Task objective
Report each line of the data that includes the word "time".
━━━━━━━━━━
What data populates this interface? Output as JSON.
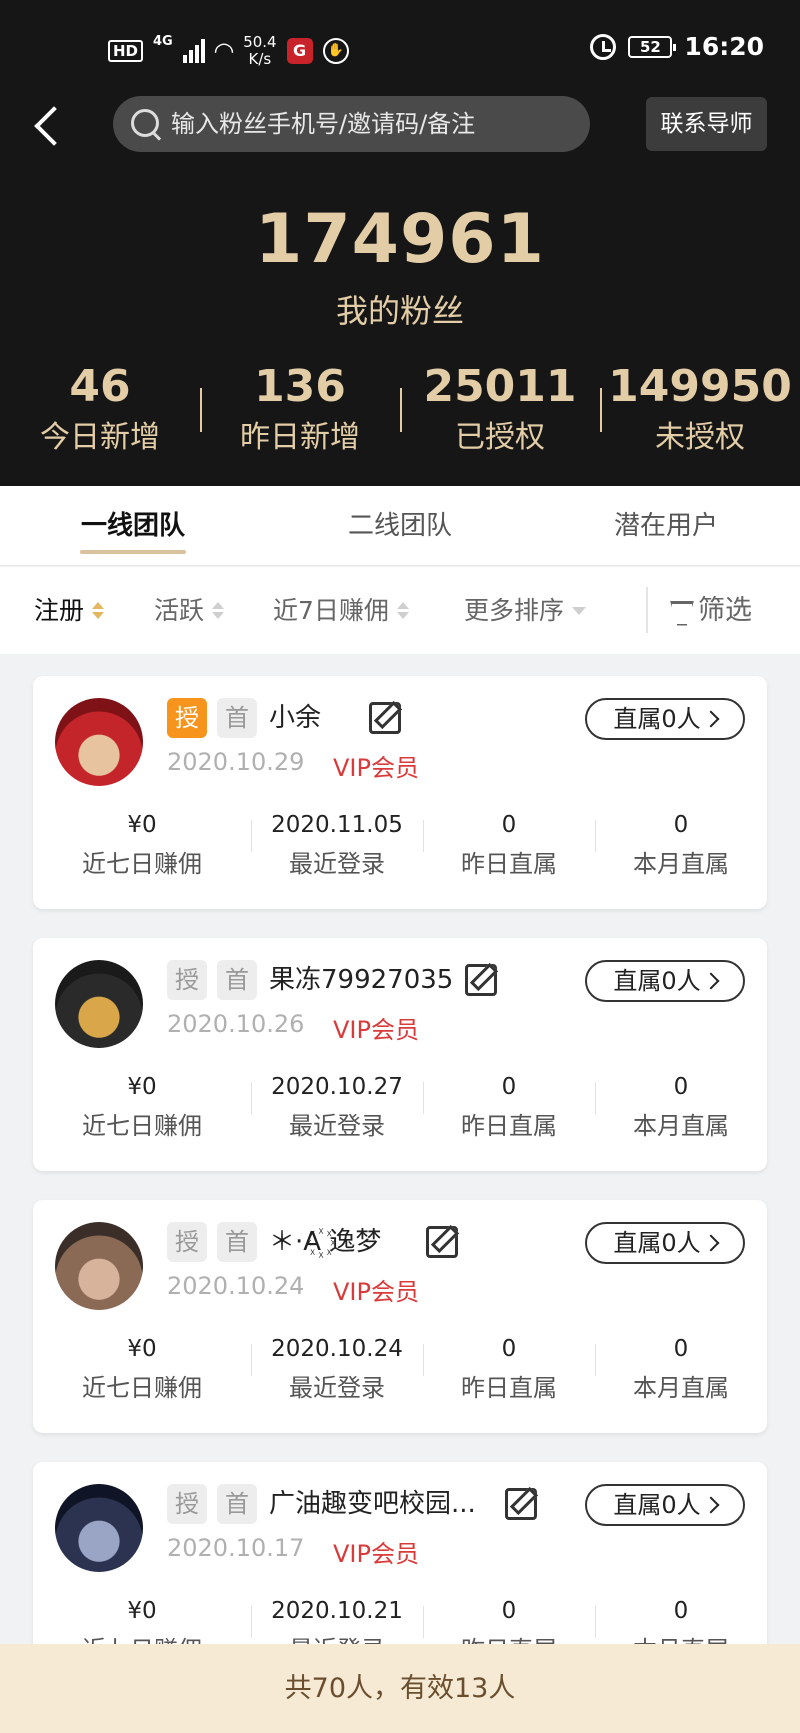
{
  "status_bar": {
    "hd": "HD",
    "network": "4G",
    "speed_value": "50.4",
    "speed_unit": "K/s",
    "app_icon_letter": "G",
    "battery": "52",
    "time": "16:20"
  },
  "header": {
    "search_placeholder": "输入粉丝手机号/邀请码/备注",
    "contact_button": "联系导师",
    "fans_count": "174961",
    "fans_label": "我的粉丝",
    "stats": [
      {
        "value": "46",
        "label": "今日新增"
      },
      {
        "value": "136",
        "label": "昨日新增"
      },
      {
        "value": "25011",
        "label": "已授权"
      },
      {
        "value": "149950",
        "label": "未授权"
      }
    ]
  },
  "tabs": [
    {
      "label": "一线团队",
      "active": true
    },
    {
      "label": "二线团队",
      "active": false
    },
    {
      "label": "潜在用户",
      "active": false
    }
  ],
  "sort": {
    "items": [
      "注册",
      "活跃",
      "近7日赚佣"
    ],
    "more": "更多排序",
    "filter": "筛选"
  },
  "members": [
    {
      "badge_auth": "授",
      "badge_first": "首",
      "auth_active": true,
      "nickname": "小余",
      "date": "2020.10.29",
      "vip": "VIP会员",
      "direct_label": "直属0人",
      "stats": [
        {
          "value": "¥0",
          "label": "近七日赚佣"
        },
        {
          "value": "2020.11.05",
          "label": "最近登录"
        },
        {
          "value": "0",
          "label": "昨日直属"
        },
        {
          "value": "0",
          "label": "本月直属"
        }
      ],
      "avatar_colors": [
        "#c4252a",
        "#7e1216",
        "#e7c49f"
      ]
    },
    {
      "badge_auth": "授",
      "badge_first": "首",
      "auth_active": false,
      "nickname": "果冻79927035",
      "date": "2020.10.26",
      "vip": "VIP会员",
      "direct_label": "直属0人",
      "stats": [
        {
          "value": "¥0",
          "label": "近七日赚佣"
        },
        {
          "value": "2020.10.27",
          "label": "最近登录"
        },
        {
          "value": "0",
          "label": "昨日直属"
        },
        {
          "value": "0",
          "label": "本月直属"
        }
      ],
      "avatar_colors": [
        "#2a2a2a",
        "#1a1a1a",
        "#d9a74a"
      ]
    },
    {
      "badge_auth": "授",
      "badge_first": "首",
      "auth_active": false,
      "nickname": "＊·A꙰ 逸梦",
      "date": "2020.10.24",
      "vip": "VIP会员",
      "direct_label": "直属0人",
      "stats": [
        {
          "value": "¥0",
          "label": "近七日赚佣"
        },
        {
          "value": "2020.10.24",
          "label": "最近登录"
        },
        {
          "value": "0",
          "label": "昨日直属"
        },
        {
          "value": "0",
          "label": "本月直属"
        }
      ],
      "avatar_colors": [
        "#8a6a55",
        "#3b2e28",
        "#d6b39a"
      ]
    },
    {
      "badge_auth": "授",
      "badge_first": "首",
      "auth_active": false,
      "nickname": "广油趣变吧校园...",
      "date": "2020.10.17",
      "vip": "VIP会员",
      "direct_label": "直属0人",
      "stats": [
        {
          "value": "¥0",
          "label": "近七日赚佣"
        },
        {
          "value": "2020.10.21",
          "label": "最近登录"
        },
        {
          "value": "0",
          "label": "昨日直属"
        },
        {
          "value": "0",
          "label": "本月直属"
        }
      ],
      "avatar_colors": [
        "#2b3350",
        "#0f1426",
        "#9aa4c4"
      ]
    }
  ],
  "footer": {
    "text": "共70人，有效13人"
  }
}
━━━━━━━━━━
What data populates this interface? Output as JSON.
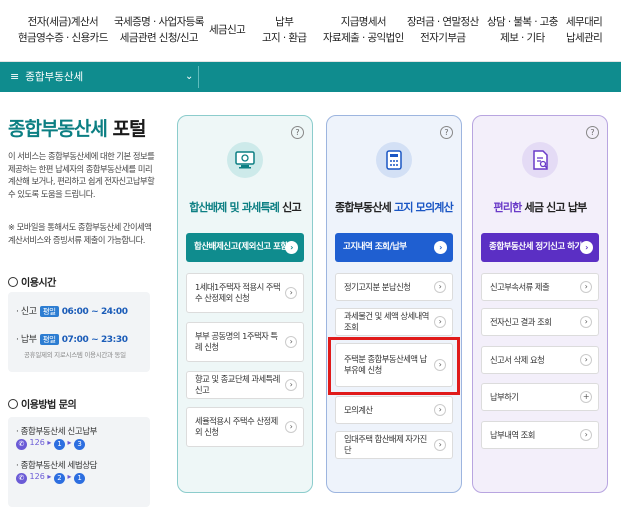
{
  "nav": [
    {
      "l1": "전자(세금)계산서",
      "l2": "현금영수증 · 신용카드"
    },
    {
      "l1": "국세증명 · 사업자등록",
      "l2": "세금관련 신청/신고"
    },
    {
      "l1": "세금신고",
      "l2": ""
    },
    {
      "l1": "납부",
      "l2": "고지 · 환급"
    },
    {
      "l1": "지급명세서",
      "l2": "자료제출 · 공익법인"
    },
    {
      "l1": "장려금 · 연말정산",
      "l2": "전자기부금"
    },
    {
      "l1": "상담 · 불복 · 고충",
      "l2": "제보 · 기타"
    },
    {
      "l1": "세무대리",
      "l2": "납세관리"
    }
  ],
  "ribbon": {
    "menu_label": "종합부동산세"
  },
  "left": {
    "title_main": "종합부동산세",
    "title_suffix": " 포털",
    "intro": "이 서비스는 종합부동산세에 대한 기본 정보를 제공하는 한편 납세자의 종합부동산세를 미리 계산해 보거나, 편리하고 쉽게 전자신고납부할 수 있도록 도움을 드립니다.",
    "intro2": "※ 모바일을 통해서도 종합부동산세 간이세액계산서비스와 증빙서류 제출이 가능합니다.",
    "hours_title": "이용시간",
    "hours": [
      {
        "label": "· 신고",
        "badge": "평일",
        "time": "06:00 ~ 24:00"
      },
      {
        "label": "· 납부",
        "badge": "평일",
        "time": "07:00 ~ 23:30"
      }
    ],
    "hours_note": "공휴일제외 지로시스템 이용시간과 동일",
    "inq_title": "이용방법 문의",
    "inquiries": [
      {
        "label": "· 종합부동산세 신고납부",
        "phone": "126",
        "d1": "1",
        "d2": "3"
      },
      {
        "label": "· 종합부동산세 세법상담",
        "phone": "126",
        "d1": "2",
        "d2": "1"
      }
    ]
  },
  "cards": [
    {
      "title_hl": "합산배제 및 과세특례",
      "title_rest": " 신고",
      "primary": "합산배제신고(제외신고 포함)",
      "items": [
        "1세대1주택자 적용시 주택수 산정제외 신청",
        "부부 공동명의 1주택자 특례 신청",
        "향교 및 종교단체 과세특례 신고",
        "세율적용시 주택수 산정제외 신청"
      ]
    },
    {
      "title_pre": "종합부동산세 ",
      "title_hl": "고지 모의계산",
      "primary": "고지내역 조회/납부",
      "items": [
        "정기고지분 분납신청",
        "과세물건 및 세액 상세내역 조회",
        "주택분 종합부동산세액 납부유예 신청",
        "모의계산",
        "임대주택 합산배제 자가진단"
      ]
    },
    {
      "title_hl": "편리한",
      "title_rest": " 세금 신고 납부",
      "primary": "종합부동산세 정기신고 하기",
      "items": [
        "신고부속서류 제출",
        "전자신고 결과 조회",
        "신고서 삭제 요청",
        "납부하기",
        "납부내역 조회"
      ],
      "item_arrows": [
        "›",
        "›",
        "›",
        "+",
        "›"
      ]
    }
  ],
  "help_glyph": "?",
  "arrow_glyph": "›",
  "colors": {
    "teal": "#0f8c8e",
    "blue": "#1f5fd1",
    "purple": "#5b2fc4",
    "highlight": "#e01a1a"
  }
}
━━━━━━━━━━
Result for this exercise
    "time": "16:20"
        "time": "06:00 ~ 24:00"
        "time": "07:00 ~ 23:30"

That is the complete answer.